◆ DIRECTION ◆
All records are to be retyped faithfully and completely.

◆ Dataset entries ◆
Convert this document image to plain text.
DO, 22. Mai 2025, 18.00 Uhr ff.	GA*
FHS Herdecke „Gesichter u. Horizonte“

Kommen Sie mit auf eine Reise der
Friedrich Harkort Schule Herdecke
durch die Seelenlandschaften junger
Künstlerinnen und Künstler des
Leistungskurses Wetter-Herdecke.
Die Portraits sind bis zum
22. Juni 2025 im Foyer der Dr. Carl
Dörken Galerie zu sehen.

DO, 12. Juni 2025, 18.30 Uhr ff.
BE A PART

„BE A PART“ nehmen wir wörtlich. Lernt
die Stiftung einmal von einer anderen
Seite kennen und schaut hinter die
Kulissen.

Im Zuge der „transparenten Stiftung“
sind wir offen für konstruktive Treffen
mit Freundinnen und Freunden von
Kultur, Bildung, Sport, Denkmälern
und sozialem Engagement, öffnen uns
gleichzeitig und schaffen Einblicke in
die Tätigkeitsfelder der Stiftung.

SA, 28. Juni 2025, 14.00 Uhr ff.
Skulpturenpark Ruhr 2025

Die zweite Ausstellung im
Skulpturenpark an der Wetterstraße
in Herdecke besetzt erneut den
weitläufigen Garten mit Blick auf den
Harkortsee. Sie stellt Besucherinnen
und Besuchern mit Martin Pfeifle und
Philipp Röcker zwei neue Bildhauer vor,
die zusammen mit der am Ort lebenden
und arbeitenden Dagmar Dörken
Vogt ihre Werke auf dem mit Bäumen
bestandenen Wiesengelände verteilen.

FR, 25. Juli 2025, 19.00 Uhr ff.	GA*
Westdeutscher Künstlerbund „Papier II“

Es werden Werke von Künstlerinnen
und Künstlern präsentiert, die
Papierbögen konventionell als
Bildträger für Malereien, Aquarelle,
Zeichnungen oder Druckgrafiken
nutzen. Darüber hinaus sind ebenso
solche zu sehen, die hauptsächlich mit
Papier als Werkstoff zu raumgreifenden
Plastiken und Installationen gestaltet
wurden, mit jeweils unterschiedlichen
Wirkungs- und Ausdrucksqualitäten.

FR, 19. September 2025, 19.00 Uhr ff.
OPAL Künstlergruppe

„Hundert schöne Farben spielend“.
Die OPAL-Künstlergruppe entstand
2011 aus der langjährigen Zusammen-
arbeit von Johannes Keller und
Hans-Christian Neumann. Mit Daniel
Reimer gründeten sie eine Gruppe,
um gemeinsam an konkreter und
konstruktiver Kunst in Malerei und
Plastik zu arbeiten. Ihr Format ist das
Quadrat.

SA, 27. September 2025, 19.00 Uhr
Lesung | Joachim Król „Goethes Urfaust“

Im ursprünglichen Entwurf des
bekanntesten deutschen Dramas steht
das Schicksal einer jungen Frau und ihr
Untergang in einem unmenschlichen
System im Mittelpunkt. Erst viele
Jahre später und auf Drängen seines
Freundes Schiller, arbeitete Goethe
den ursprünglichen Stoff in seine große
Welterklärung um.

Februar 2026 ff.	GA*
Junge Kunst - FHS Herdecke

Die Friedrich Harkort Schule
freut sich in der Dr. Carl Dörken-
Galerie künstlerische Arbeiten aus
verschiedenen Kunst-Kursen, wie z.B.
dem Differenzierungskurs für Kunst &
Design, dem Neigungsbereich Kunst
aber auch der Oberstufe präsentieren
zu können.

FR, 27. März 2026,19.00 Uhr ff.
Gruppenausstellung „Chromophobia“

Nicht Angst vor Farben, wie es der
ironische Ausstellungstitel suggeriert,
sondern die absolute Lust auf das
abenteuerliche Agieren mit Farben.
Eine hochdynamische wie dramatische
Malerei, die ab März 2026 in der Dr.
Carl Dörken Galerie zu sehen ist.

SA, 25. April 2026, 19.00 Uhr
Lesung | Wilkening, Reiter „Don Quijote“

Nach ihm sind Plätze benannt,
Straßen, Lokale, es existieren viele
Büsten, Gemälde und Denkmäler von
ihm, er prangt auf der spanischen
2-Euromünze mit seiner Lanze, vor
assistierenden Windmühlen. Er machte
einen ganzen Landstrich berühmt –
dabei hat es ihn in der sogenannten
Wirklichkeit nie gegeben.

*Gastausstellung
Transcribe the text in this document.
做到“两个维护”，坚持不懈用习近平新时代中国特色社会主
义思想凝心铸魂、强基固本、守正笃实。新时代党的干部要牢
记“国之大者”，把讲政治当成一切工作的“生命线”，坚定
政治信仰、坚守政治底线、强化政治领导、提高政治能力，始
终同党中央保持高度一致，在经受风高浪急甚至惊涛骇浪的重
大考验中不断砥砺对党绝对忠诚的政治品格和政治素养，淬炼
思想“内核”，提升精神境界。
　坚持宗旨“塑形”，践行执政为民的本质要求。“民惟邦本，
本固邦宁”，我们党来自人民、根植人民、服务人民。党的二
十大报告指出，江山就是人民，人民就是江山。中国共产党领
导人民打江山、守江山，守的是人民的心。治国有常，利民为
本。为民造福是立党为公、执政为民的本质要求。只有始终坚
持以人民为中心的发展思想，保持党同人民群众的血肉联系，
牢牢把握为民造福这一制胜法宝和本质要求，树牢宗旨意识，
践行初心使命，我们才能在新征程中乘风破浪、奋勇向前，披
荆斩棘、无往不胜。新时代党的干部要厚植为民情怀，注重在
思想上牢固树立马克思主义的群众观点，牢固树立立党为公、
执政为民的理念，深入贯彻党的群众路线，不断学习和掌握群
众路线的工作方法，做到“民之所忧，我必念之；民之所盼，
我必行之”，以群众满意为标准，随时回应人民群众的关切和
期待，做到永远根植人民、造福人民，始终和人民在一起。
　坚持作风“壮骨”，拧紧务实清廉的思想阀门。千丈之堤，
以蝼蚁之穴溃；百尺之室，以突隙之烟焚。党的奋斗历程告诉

◆ OUTPUT FOR THIS TASK ◆
Convert this document image to plain text.
DO, 22. Mai 2025, 18.00 Uhr ff.	GA*
FHS Herdecke „Gesichter u. Horizonte“

Kommen Sie mit auf eine Reise der
Friedrich Harkort Schule Herdecke
durch die Seelenlandschaften junger
Künstlerinnen und Künstler des
Leistungskurses Wetter-Herdecke.
Die Portraits sind bis zum
22. Juni 2025 im Foyer der Dr. Carl
Dörken Galerie zu sehen.

DO, 12. Juni 2025, 18.30 Uhr ff.
BE A PART

„BE A PART“ nehmen wir wörtlich. Lernt
die Stiftung einmal von einer anderen
Seite kennen und schaut hinter die
Kulissen.

Im Zuge der „transparenten Stiftung“
sind wir offen für konstruktive Treffen
mit Freundinnen und Freunden von
Kultur, Bildung, Sport, Denkmälern
und sozialem Engagement, öffnen uns
gleichzeitig und schaffen Einblicke in
die Tätigkeitsfelder der Stiftung.

SA, 28. Juni 2025, 14.00 Uhr ff.
Skulpturenpark Ruhr 2025

Die zweite Ausstellung im
Skulpturenpark an der Wetterstraße
in Herdecke besetzt erneut den
weitläufigen Garten mit Blick auf den
Harkortsee. Sie stellt Besucherinnen
und Besuchern mit Martin Pfeifle und
Philipp Röcker zwei neue Bildhauer vor,
die zusammen mit der am Ort lebenden
und arbeitenden Dagmar Dörken
Vogt ihre Werke auf dem mit Bäumen
bestandenen Wiesengelände verteilen.

FR, 25. Juli 2025, 19.00 Uhr ff.	GA*
Westdeutscher Künstlerbund „Papier II“

Es werden Werke von Künstlerinnen
und Künstlern präsentiert, die
Papierbögen konventionell als
Bildträger für Malereien, Aquarelle,
Zeichnungen oder Druckgrafiken
nutzen. Darüber hinaus sind ebenso
solche zu sehen, die hauptsächlich mit
Papier als Werkstoff zu raumgreifenden
Plastiken und Installationen gestaltet
wurden, mit jeweils unterschiedlichen
Wirkungs- und Ausdrucksqualitäten.

FR, 19. September 2025, 19.00 Uhr ff.
OPAL Künstlergruppe

„Hundert schöne Farben spielend“.
Die OPAL-Künstlergruppe entstand
2011 aus der langjährigen Zusammen-
arbeit von Johannes Keller und
Hans-Christian Neumann. Mit Daniel
Reimer gründeten sie eine Gruppe,
um gemeinsam an konkreter und
konstruktiver Kunst in Malerei und
Plastik zu arbeiten. Ihr Format ist das
Quadrat.

SA, 27. September 2025, 19.00 Uhr
Lesung | Joachim Król „Goethes Urfaust“

Im ursprünglichen Entwurf des
bekanntesten deutschen Dramas steht
das Schicksal einer jungen Frau und ihr
Untergang in einem unmenschlichen
System im Mittelpunkt. Erst viele
Jahre später und auf Drängen seines
Freundes Schiller, arbeitete Goethe
den ursprünglichen Stoff in seine große
Welterklärung um.

Februar 2026 ff.	GA*
Junge Kunst - FHS Herdecke

Die Friedrich Harkort Schule
freut sich in der Dr. Carl Dörken-
Galerie künstlerische Arbeiten aus
verschiedenen Kunst-Kursen, wie z.B.
dem Differenzierungskurs für Kunst &
Design, dem Neigungsbereich Kunst
aber auch der Oberstufe präsentieren
zu können.

FR, 27. März 2026,19.00 Uhr ff.
Gruppenausstellung „Chromophobia“

Nicht Angst vor Farben, wie es der
ironische Ausstellungstitel suggeriert,
sondern die absolute Lust auf das
abenteuerliche Agieren mit Farben.
Eine hochdynamische wie dramatische
Malerei, die ab März 2026 in der Dr.
Carl Dörken Galerie zu sehen ist.

SA, 25. April 2026, 19.00 Uhr
Lesung | Wilkening, Reiter „Don Quijote“

Nach ihm sind Plätze benannt,
Straßen, Lokale, es existieren viele
Büsten, Gemälde und Denkmäler von
ihm, er prangt auf der spanischen
2-Euromünze mit seiner Lanze, vor
assistierenden Windmühlen. Er machte
einen ganzen Landstrich berühmt –
dabei hat es ihn in der sogenannten
Wirklichkeit nie gegeben.

*Gastausstellung
Transcribe the text in this document.
做到“两个维护”，坚持不懈用习近平新时代中国特色社会主
义思想凝心铸魂、强基固本、守正笃实。新时代党的干部要牢
记“国之大者”，把讲政治当成一切工作的“生命线”，坚定
政治信仰、坚守政治底线、强化政治领导、提高政治能力，始
终同党中央保持高度一致，在经受风高浪急甚至惊涛骇浪的重
大考验中不断砥砺对党绝对忠诚的政治品格和政治素养，淬炼
思想“内核”，提升精神境界。
　坚持宗旨“塑形”，践行执政为民的本质要求。“民惟邦本，
本固邦宁”，我们党来自人民、根植人民、服务人民。党的二
十大报告指出，江山就是人民，人民就是江山。中国共产党领
导人民打江山、守江山，守的是人民的心。治国有常，利民为
本。为民造福是立党为公、执政为民的本质要求。只有始终坚
持以人民为中心的发展思想，保持党同人民群众的血肉联系，
牢牢把握为民造福这一制胜法宝和本质要求，树牢宗旨意识，
践行初心使命，我们才能在新征程中乘风破浪、奋勇向前，披
荆斩棘、无往不胜。新时代党的干部要厚植为民情怀，注重在
思想上牢固树立马克思主义的群众观点，牢固树立立党为公、
执政为民的理念，深入贯彻党的群众路线，不断学习和掌握群
众路线的工作方法，做到“民之所忧，我必念之；民之所盼，
我必行之”，以群众满意为标准，随时回应人民群众的关切和
期待，做到永远根植人民、造福人民，始终和人民在一起。
　坚持作风“壮骨”，拧紧务实清廉的思想阀门。千丈之堤，
以蝼蚁之穴溃；百尺之室，以突隙之烟焚。党的奋斗历程告诉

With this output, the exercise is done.